- _Given task_:
Only the pictures are omitted; repeat all other data exactly.
— BEGIN —
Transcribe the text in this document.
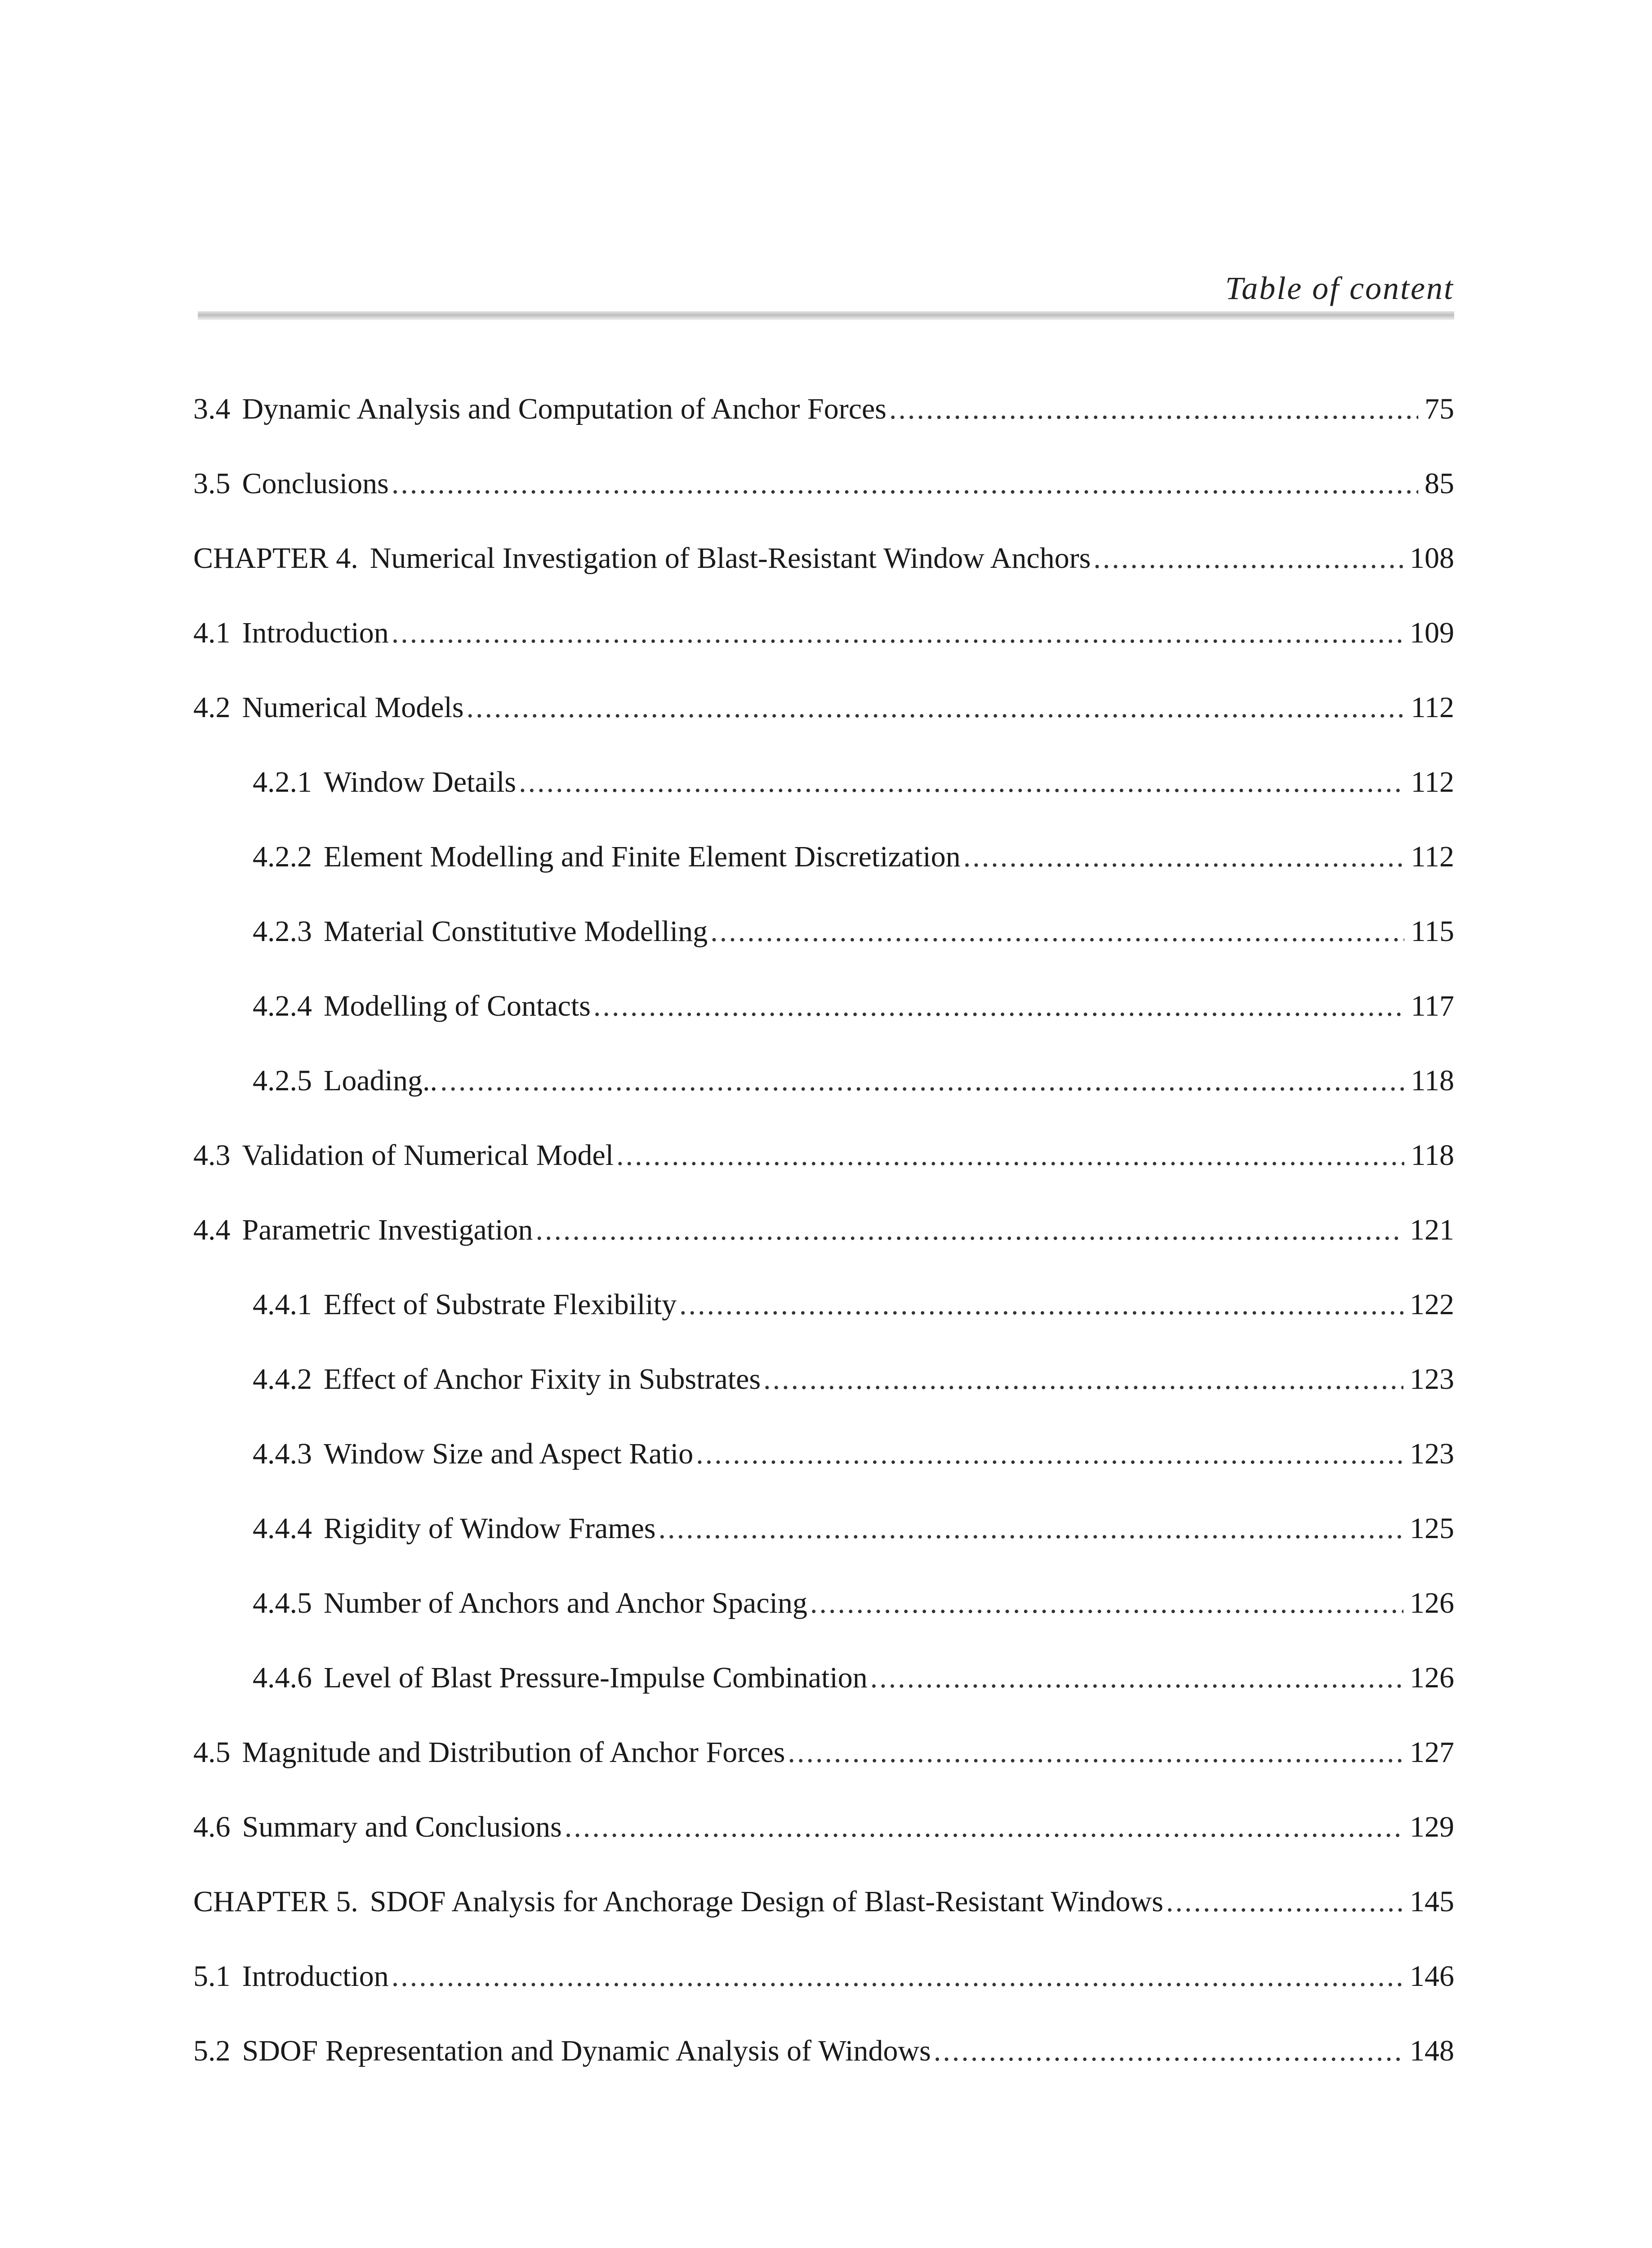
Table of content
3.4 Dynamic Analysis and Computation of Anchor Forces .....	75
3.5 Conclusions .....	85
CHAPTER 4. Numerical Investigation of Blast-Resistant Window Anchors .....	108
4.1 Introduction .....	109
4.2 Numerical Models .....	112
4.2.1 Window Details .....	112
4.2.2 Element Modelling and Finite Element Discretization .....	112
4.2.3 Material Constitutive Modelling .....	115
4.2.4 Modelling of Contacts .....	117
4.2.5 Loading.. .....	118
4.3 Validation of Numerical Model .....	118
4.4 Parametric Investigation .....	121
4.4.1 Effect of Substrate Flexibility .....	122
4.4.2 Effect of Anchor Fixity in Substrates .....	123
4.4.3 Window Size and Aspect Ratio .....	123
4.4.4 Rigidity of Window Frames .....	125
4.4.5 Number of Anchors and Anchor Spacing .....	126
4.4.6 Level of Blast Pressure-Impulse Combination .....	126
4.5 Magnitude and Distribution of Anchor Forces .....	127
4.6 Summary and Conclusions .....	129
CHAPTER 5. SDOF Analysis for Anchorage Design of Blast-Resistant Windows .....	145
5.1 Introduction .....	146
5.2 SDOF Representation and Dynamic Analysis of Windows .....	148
— END —
- _Problem solution_:
Transcribe the text in this document.
Table of content
3.4 Dynamic Analysis and Computation of Anchor Forces .....	75
3.5 Conclusions .....	85
CHAPTER 4. Numerical Investigation of Blast-Resistant Window Anchors .....	108
4.1 Introduction .....	109
4.2 Numerical Models .....	112
4.2.1 Window Details .....	112
4.2.2 Element Modelling and Finite Element Discretization .....	112
4.2.3 Material Constitutive Modelling .....	115
4.2.4 Modelling of Contacts .....	117
4.2.5 Loading.. .....	118
4.3 Validation of Numerical Model .....	118
4.4 Parametric Investigation .....	121
4.4.1 Effect of Substrate Flexibility .....	122
4.4.2 Effect of Anchor Fixity in Substrates .....	123
4.4.3 Window Size and Aspect Ratio .....	123
4.4.4 Rigidity of Window Frames .....	125
4.4.5 Number of Anchors and Anchor Spacing .....	126
4.4.6 Level of Blast Pressure-Impulse Combination .....	126
4.5 Magnitude and Distribution of Anchor Forces .....	127
4.6 Summary and Conclusions .....	129
CHAPTER 5. SDOF Analysis for Anchorage Design of Blast-Resistant Windows .....	145
5.1 Introduction .....	146
5.2 SDOF Representation and Dynamic Analysis of Windows .....	148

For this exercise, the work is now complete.